Figure collection entries

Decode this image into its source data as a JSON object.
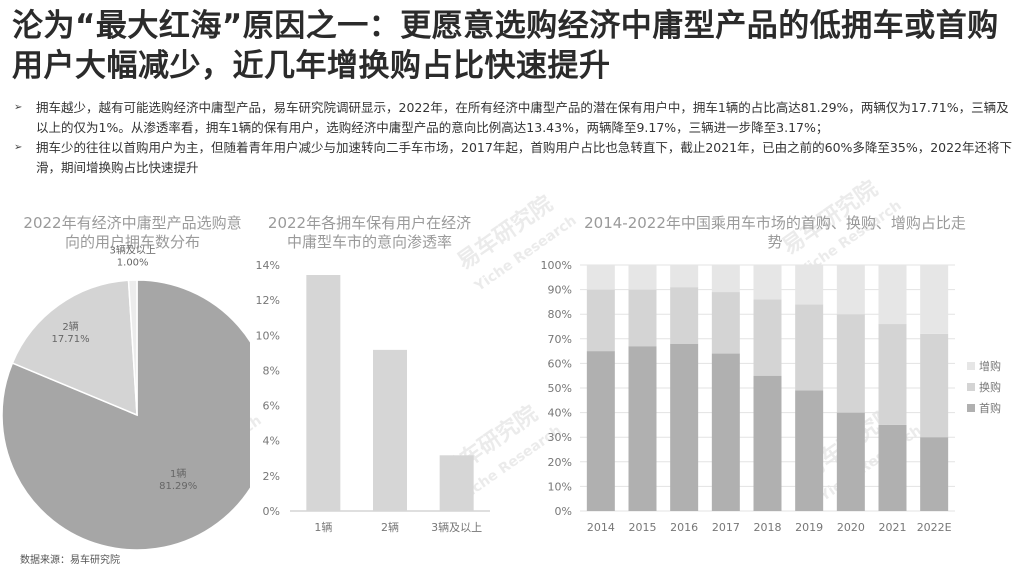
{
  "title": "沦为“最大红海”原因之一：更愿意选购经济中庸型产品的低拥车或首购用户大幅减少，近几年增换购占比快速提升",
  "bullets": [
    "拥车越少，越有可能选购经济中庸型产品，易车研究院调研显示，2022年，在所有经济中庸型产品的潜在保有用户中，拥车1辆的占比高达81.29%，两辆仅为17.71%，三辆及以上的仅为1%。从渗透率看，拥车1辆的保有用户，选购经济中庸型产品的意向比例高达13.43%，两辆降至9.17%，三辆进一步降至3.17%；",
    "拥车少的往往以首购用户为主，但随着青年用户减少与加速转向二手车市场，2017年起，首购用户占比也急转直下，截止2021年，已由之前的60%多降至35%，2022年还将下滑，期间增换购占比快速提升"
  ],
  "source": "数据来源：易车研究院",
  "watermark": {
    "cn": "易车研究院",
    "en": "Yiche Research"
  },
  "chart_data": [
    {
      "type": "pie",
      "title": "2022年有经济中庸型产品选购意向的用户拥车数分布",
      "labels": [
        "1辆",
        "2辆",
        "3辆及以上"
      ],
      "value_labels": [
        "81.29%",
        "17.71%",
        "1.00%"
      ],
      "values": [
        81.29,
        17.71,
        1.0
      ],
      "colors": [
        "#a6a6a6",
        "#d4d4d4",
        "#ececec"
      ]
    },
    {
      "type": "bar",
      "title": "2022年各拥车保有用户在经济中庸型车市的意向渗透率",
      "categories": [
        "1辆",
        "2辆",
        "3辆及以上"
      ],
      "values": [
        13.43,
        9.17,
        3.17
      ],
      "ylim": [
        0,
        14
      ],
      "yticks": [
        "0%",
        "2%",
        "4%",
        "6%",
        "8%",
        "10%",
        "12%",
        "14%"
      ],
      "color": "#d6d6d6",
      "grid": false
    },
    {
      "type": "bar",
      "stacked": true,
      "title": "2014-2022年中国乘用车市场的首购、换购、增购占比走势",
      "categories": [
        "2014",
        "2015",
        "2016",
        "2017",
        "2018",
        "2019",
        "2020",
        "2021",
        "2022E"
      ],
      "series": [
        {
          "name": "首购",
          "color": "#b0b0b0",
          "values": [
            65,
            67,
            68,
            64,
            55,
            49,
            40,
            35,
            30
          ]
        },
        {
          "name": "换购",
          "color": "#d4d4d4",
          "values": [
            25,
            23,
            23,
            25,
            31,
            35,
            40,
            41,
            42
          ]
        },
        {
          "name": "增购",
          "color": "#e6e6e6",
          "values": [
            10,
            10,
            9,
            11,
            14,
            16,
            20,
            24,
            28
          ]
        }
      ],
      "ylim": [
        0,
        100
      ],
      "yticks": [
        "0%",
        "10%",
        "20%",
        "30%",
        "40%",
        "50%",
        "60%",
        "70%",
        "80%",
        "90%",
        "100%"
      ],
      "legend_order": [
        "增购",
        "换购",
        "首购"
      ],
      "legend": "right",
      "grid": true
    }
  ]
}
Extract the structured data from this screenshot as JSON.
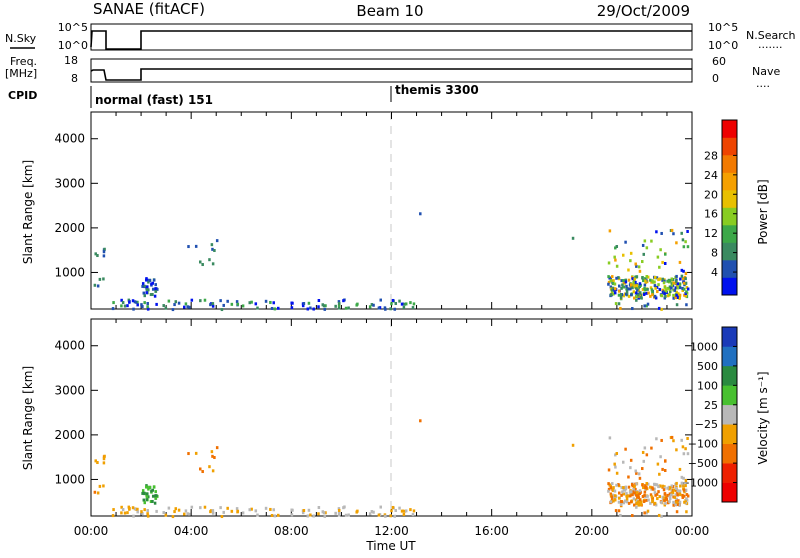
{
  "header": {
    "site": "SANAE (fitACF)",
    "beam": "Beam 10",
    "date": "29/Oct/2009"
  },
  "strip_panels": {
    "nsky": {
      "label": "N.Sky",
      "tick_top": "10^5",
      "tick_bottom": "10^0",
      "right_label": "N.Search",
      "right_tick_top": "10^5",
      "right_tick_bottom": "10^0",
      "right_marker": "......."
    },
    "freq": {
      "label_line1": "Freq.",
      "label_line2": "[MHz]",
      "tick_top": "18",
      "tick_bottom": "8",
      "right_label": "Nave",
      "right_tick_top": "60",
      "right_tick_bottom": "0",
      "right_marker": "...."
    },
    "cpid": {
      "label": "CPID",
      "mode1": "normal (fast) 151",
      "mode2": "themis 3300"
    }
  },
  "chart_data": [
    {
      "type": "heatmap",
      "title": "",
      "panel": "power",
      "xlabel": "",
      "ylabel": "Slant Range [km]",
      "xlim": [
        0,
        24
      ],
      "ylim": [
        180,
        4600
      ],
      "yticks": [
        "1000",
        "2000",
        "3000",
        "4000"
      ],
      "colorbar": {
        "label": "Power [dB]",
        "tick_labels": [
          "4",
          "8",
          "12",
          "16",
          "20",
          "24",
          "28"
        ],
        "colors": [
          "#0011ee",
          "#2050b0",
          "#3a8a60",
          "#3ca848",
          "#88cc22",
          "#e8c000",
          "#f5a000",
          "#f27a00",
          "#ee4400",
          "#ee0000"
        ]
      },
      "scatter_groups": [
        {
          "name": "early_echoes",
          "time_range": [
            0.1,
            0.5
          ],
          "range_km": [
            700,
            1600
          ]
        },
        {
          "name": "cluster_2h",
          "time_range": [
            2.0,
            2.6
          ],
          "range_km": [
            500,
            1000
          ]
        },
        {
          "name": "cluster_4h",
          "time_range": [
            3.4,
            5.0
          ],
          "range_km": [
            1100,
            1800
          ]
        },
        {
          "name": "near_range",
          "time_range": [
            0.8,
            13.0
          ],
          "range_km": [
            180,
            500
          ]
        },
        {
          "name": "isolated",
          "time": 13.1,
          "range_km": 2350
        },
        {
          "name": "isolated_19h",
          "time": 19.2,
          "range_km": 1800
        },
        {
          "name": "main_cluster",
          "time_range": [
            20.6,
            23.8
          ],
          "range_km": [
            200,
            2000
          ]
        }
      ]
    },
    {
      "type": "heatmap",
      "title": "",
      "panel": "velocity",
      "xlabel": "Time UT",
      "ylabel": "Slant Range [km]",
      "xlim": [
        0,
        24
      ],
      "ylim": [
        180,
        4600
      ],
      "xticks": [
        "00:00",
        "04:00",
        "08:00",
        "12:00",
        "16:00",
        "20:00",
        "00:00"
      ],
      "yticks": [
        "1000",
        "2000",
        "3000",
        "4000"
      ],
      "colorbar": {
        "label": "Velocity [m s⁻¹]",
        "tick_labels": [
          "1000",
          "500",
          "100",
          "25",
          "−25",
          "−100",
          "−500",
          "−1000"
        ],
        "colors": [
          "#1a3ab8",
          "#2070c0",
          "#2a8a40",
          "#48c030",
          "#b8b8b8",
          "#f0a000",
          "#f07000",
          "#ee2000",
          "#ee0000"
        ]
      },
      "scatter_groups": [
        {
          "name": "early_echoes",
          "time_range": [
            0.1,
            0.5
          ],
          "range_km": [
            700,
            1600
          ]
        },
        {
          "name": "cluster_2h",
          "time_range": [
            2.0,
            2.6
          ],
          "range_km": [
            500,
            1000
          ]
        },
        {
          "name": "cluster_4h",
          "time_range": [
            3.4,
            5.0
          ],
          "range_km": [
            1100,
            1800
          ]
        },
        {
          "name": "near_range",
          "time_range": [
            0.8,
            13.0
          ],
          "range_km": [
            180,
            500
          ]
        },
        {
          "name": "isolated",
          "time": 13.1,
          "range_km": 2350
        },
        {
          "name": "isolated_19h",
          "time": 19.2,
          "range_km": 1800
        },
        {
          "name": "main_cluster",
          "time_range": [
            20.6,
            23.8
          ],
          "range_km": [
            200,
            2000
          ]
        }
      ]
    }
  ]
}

## Given request
What is the number of lines in the data holding the word "this"? Reply with that number only.

## Exercise response
2